++++ Text excerpt ++++
Even a robot can clear a bar if it's set low enough. Consumer and military robotics specialist iRobot (NASDAQ:IRBT) saw its shares climb 4% higher in after-hours trading last night after posting better-than-expected June quarter results. Revenue clocked in 34% higher at $34.6 million. Wall Street was only expecting a 28% improvement.

The company did post a loss, but it came on significantly wider gross profit margins during this seasonally sleepy quarter. In that sense, losing just $0.08 a share is a victory relative to the $0.30 per share it lost during last year's second quarter and the $0.20 per-share deficit that analysts were banking on.

It was balanced growth, too. The company's military robotics business, a segment that is clearly gaining in popularity given turmoil overseas and the battlefront-tested ways of its life-saving bomb detecting robots, improved alongside its consumer segment that includes the popular Roomba vacuum cleaner and its new Scooba floor-scrubbing model. The growth has been even stronger overseas, and there is an opportunity there, as international sales have grown to account for just 11% of total revenue.
++++ Provided information ++++
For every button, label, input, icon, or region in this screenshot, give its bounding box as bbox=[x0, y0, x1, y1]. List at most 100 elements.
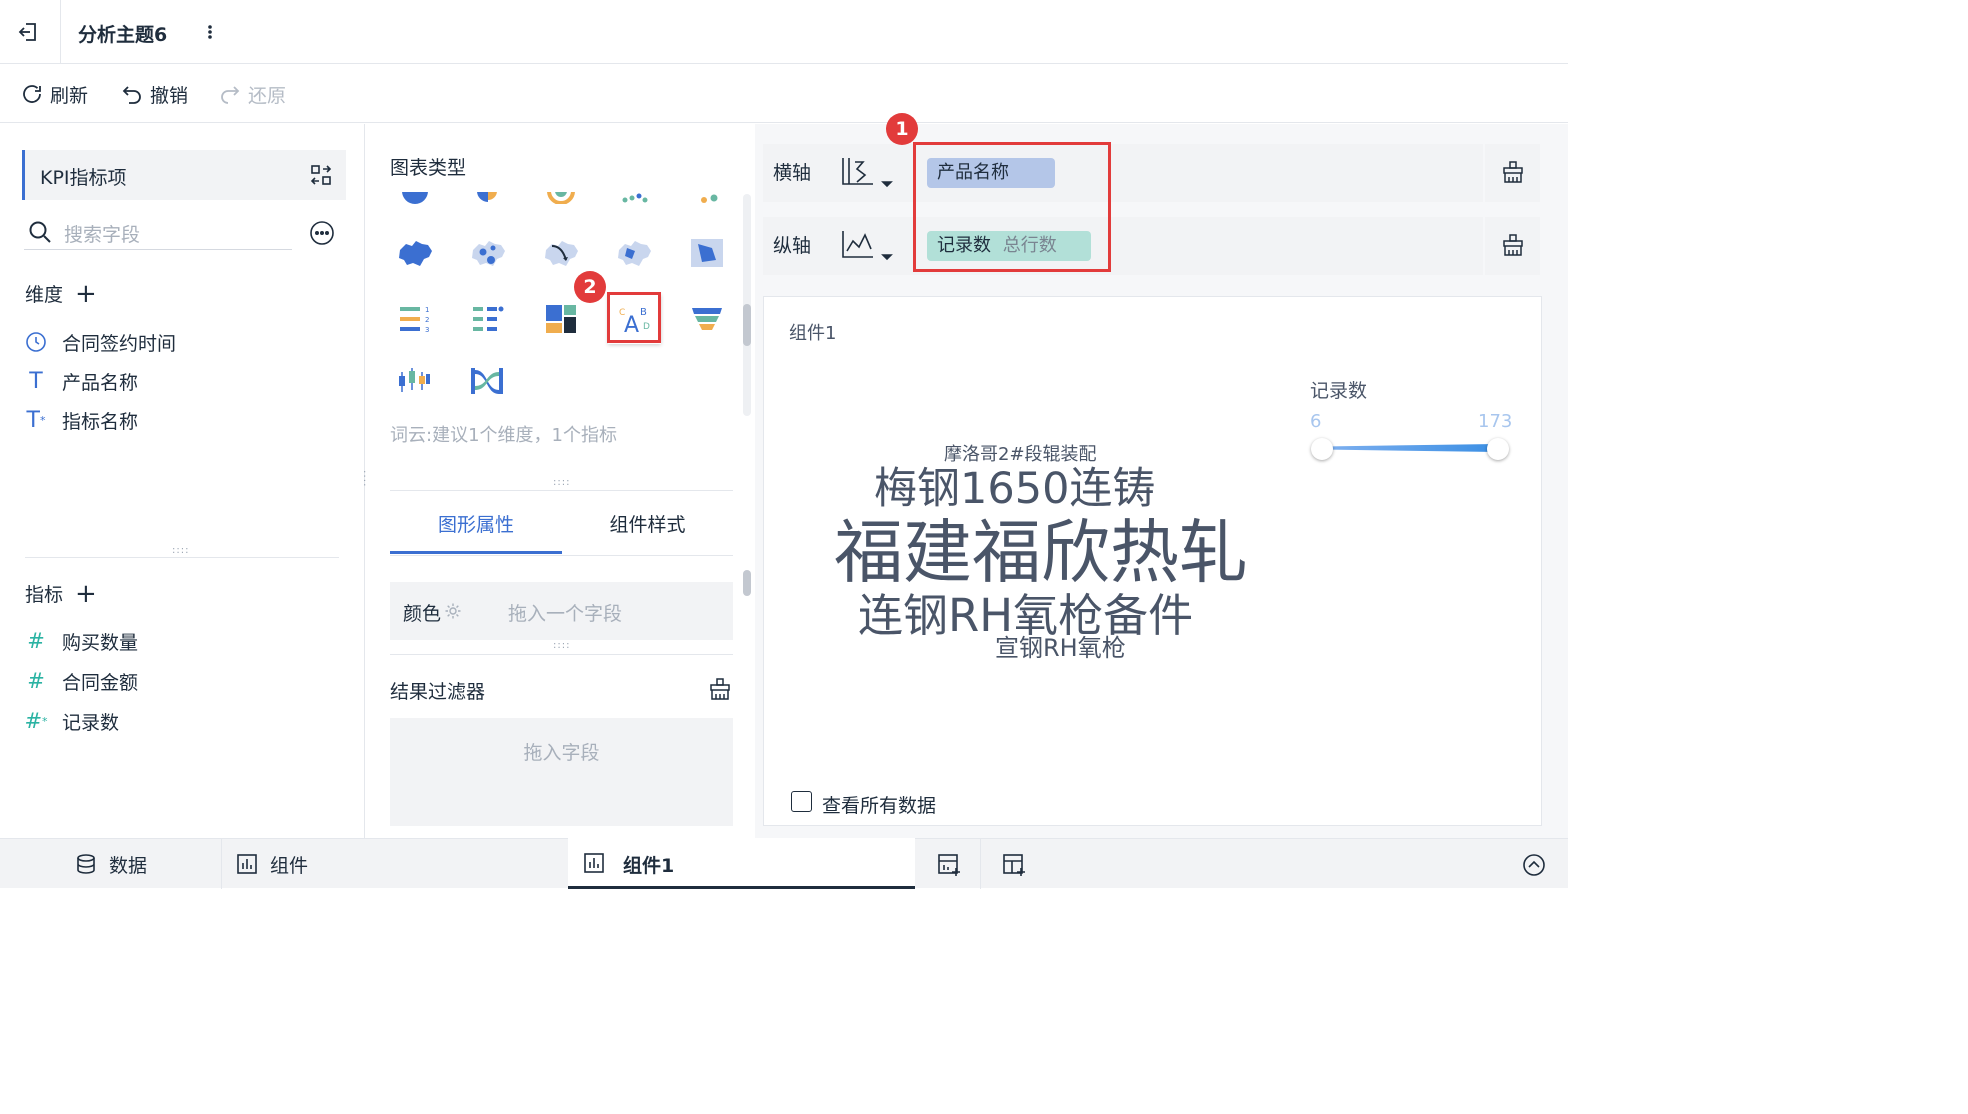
divider bbox=[60, 0, 61, 64]
measure-label: 合同金额 bbox=[62, 671, 139, 694]
filter-drop-zone[interactable]: 拖入字段 bbox=[390, 718, 733, 826]
redo-button[interactable]: 还原 bbox=[218, 65, 286, 123]
legend-max: 173 bbox=[1478, 411, 1513, 432]
field-panel: KPI指标项 搜索字段 维度 + 合同签约时间 T 产品名称 T * 指标名称 :… bbox=[0, 124, 365, 838]
resize-handle[interactable]: :::: bbox=[172, 545, 189, 556]
tab-data-label: 数据 bbox=[109, 854, 148, 877]
tab-components[interactable]: 组件 bbox=[236, 839, 308, 889]
tab-component1-label: 组件1 bbox=[623, 855, 675, 877]
y-axis-filter-button[interactable] bbox=[1485, 217, 1540, 275]
point-map-icon[interactable] bbox=[469, 236, 507, 270]
more-vertical-icon[interactable] bbox=[200, 20, 220, 44]
y-axis-label: 纵轴 bbox=[773, 235, 812, 257]
filter-brush-icon[interactable] bbox=[708, 677, 732, 701]
color-drop-zone[interactable]: 拖入一个字段 bbox=[508, 599, 622, 626]
tab-component-style[interactable]: 组件样式 bbox=[562, 504, 733, 554]
more-options-icon[interactable] bbox=[309, 220, 335, 246]
word-cloud-word[interactable]: 梅钢1650连铸 bbox=[874, 468, 1155, 511]
legend-max-handle[interactable] bbox=[1487, 438, 1509, 460]
axis-type-icon[interactable] bbox=[839, 156, 895, 192]
region-map-icon[interactable] bbox=[396, 236, 434, 270]
word-cloud-word[interactable]: 福建福欣热轧 bbox=[834, 519, 1248, 588]
resize-handle[interactable]: :::: bbox=[553, 477, 570, 488]
rose-chart-icon[interactable] bbox=[473, 192, 503, 204]
resize-handle[interactable]: :::: bbox=[553, 640, 570, 651]
refresh-button[interactable]: 刷新 bbox=[20, 65, 88, 123]
canvas-area: 横轴 产品名称 纵轴 记录数 总行数 组件1 记录数 6 173 摩洛哥2#段辊… bbox=[755, 124, 1568, 838]
result-filter-title: 结果过滤器 bbox=[390, 681, 486, 703]
search-icon bbox=[28, 220, 52, 244]
undo-button[interactable]: 撤销 bbox=[120, 65, 188, 123]
add-dimension-icon[interactable]: + bbox=[75, 281, 97, 307]
scrollbar-thumb[interactable] bbox=[743, 304, 751, 346]
add-dashboard-icon[interactable] bbox=[1002, 853, 1026, 877]
switch-icon[interactable] bbox=[309, 163, 333, 187]
exit-icon[interactable] bbox=[16, 20, 40, 44]
word-cloud-word[interactable]: 摩洛哥2#段辊装配 bbox=[944, 446, 1097, 464]
kpi-selector[interactable]: KPI指标项 bbox=[22, 150, 346, 200]
tab-components-label: 组件 bbox=[270, 854, 309, 877]
dimension-item[interactable]: T 产品名称 bbox=[24, 364, 138, 398]
color-label: 颜色 bbox=[403, 603, 442, 625]
divider bbox=[221, 839, 222, 889]
candlestick-chart-icon[interactable] bbox=[396, 366, 432, 396]
component-card: 组件1 记录数 6 173 摩洛哥2#段辊装配 梅钢1650连铸 福建福欣热轧 … bbox=[763, 296, 1542, 826]
axis-type-icon[interactable] bbox=[839, 229, 895, 265]
undo-icon bbox=[120, 82, 144, 106]
funnel-chart-icon[interactable] bbox=[690, 304, 724, 334]
x-axis-shelf[interactable]: 横轴 bbox=[763, 144, 1483, 202]
divider bbox=[390, 555, 733, 556]
measure-item[interactable]: # 购买数量 bbox=[24, 624, 138, 658]
x-axis-filter-button[interactable] bbox=[1485, 144, 1540, 202]
word-cloud-word[interactable]: 宣钢RH氧枪 bbox=[995, 636, 1126, 660]
number-type-icon: # bbox=[27, 629, 45, 653]
bar-chart-icon bbox=[236, 853, 258, 875]
heat-map-geo-icon[interactable] bbox=[615, 236, 653, 270]
legend-title: 记录数 bbox=[1310, 380, 1368, 402]
legend-gradient bbox=[1322, 444, 1497, 452]
divider bbox=[390, 490, 733, 491]
color-encoding-row[interactable]: 颜色 拖入一个字段 bbox=[390, 582, 733, 640]
search-input[interactable]: 搜索字段 bbox=[64, 220, 140, 247]
add-component-icon[interactable] bbox=[937, 853, 961, 877]
text-type-calc-icon: T * bbox=[26, 407, 46, 433]
chart-type-hint: 词云:建议1个维度，1个指标 bbox=[390, 425, 617, 446]
tab-data[interactable]: 数据 bbox=[75, 839, 147, 889]
bottom-tab-bar: 数据 组件 组件1 bbox=[0, 838, 1568, 889]
chart-type-scrollbar[interactable] bbox=[743, 194, 751, 416]
component-title: 组件1 bbox=[789, 323, 837, 344]
word-cloud-word[interactable]: 连钢RH氧枪备件 bbox=[858, 593, 1193, 638]
sunburst-chart-icon[interactable] bbox=[546, 192, 576, 204]
indicator-list-icon[interactable] bbox=[471, 304, 505, 334]
dimension-item[interactable]: T * 指标名称 bbox=[24, 403, 139, 437]
measure-label: 购买数量 bbox=[62, 631, 139, 654]
settings-gear-icon[interactable] bbox=[444, 602, 462, 620]
measure-item[interactable]: # * 记录数 bbox=[24, 704, 119, 738]
show-all-checkbox[interactable] bbox=[791, 791, 812, 812]
text-type-icon: T bbox=[29, 368, 43, 394]
measure-item[interactable]: # 合同金额 bbox=[24, 664, 138, 698]
sankey-chart-icon[interactable] bbox=[470, 366, 504, 396]
tab-graphic-properties[interactable]: 图形属性 bbox=[390, 504, 562, 554]
legend-min-handle[interactable] bbox=[1311, 438, 1333, 460]
ranking-list-icon[interactable]: 1 2 3 bbox=[398, 304, 432, 334]
dimension-item[interactable]: 合同签约时间 bbox=[24, 325, 176, 359]
legend-gradient-slider[interactable] bbox=[1322, 441, 1497, 455]
treemap-icon[interactable] bbox=[544, 303, 578, 335]
scatter-chart-icon[interactable] bbox=[619, 192, 649, 204]
custom-map-icon[interactable] bbox=[688, 236, 726, 270]
bubble-chart-icon[interactable] bbox=[692, 192, 722, 204]
search-field[interactable]: 搜索字段 bbox=[24, 216, 292, 250]
chevron-up-circle-icon[interactable] bbox=[1522, 853, 1546, 877]
annotation-badge-1: 1 bbox=[886, 113, 918, 145]
flow-map-icon[interactable] bbox=[542, 236, 580, 270]
page-title: 分析主题6 bbox=[78, 24, 168, 46]
pie-chart-icon[interactable] bbox=[400, 192, 430, 204]
add-measure-icon[interactable]: + bbox=[75, 581, 97, 607]
annotation-highlight-wordcloud bbox=[607, 292, 661, 343]
x-axis-label: 横轴 bbox=[773, 162, 812, 184]
tab-component1-active[interactable]: 组件1 bbox=[568, 838, 915, 889]
annotation-highlight-axes bbox=[913, 142, 1111, 272]
y-axis-shelf[interactable]: 纵轴 bbox=[763, 217, 1483, 275]
config-scrollbar-thumb[interactable] bbox=[743, 570, 751, 596]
++++
Exercise task | Can you repeat, word for word, everything in the iRobot earnings passage from "It was balanced" down to "of total revenue."? Rely only on the iRobot earnings passage.

Answer for this exercise |
It was balanced growth, too. The company's military robotics business, a segment that is clearly gaining in popularity given turmoil overseas and the battlefront-tested ways of its life-saving bomb detecting robots, improved alongside its consumer segment that includes the popular Roomba vacuum cleaner and its new Scooba floor-scrubbing model. The growth has been even stronger overseas, and there is an opportunity there, as international sales have grown to account for just 11% of total revenue.